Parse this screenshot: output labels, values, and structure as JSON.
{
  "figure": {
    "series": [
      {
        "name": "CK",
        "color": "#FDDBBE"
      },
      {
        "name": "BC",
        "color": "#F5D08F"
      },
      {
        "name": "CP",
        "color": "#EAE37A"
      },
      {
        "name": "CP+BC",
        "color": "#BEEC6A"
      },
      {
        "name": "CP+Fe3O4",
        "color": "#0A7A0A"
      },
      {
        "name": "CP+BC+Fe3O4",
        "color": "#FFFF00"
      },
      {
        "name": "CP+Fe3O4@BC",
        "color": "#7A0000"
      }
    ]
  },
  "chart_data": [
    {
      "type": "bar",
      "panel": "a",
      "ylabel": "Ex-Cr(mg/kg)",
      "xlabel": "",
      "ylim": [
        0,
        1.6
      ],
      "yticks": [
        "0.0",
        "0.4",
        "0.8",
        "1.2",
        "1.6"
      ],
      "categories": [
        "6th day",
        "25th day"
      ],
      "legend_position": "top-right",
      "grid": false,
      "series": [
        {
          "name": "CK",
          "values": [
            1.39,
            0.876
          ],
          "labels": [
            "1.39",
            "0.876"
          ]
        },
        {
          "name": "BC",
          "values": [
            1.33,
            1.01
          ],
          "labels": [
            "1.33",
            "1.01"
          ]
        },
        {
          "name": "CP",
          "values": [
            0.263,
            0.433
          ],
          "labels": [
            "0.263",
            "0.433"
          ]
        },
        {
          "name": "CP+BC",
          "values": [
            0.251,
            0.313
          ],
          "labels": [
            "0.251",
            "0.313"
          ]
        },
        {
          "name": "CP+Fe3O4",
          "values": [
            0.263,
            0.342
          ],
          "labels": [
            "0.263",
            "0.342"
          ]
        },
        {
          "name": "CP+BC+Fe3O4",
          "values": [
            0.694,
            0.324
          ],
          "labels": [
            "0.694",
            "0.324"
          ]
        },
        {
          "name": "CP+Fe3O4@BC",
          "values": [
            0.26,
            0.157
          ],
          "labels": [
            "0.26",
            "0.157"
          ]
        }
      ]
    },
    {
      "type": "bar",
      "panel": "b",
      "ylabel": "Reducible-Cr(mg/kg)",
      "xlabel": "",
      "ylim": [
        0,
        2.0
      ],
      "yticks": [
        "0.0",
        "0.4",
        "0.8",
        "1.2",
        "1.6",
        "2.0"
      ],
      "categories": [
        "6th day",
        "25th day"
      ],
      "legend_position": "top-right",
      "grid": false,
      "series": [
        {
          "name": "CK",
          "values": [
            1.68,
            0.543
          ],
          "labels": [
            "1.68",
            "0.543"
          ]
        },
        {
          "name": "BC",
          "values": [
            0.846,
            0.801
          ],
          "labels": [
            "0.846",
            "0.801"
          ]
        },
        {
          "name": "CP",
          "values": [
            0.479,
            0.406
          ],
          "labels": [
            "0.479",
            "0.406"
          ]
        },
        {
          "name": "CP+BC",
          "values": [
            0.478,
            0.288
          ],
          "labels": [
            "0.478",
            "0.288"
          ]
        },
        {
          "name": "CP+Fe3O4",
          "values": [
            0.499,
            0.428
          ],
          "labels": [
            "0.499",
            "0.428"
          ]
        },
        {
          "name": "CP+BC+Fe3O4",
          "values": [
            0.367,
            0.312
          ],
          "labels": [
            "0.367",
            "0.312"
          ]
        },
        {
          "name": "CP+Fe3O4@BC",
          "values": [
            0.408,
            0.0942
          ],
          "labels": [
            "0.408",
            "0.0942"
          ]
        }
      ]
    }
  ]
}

************

PROBLEM TO SOLVE:
Write out all of the records once more, exactly.

OUTPUT:
Parse this screenshot: output labels, values, and structure as JSON.
{
  "figure": {
    "series": [
      {
        "name": "CK",
        "color": "#FDDBBE"
      },
      {
        "name": "BC",
        "color": "#F5D08F"
      },
      {
        "name": "CP",
        "color": "#EAE37A"
      },
      {
        "name": "CP+BC",
        "color": "#BEEC6A"
      },
      {
        "name": "CP+Fe3O4",
        "color": "#0A7A0A"
      },
      {
        "name": "CP+BC+Fe3O4",
        "color": "#FFFF00"
      },
      {
        "name": "CP+Fe3O4@BC",
        "color": "#7A0000"
      }
    ]
  },
  "chart_data": [
    {
      "type": "bar",
      "panel": "a",
      "ylabel": "Ex-Cr(mg/kg)",
      "xlabel": "",
      "ylim": [
        0,
        1.6
      ],
      "yticks": [
        "0.0",
        "0.4",
        "0.8",
        "1.2",
        "1.6"
      ],
      "categories": [
        "6th day",
        "25th day"
      ],
      "legend_position": "top-right",
      "grid": false,
      "series": [
        {
          "name": "CK",
          "values": [
            1.39,
            0.876
          ],
          "labels": [
            "1.39",
            "0.876"
          ]
        },
        {
          "name": "BC",
          "values": [
            1.33,
            1.01
          ],
          "labels": [
            "1.33",
            "1.01"
          ]
        },
        {
          "name": "CP",
          "values": [
            0.263,
            0.433
          ],
          "labels": [
            "0.263",
            "0.433"
          ]
        },
        {
          "name": "CP+BC",
          "values": [
            0.251,
            0.313
          ],
          "labels": [
            "0.251",
            "0.313"
          ]
        },
        {
          "name": "CP+Fe3O4",
          "values": [
            0.263,
            0.342
          ],
          "labels": [
            "0.263",
            "0.342"
          ]
        },
        {
          "name": "CP+BC+Fe3O4",
          "values": [
            0.694,
            0.324
          ],
          "labels": [
            "0.694",
            "0.324"
          ]
        },
        {
          "name": "CP+Fe3O4@BC",
          "values": [
            0.26,
            0.157
          ],
          "labels": [
            "0.26",
            "0.157"
          ]
        }
      ]
    },
    {
      "type": "bar",
      "panel": "b",
      "ylabel": "Reducible-Cr(mg/kg)",
      "xlabel": "",
      "ylim": [
        0,
        2.0
      ],
      "yticks": [
        "0.0",
        "0.4",
        "0.8",
        "1.2",
        "1.6",
        "2.0"
      ],
      "categories": [
        "6th day",
        "25th day"
      ],
      "legend_position": "top-right",
      "grid": false,
      "series": [
        {
          "name": "CK",
          "values": [
            1.68,
            0.543
          ],
          "labels": [
            "1.68",
            "0.543"
          ]
        },
        {
          "name": "BC",
          "values": [
            0.846,
            0.801
          ],
          "labels": [
            "0.846",
            "0.801"
          ]
        },
        {
          "name": "CP",
          "values": [
            0.479,
            0.406
          ],
          "labels": [
            "0.479",
            "0.406"
          ]
        },
        {
          "name": "CP+BC",
          "values": [
            0.478,
            0.288
          ],
          "labels": [
            "0.478",
            "0.288"
          ]
        },
        {
          "name": "CP+Fe3O4",
          "values": [
            0.499,
            0.428
          ],
          "labels": [
            "0.499",
            "0.428"
          ]
        },
        {
          "name": "CP+BC+Fe3O4",
          "values": [
            0.367,
            0.312
          ],
          "labels": [
            "0.367",
            "0.312"
          ]
        },
        {
          "name": "CP+Fe3O4@BC",
          "values": [
            0.408,
            0.0942
          ],
          "labels": [
            "0.408",
            "0.0942"
          ]
        }
      ]
    }
  ]
}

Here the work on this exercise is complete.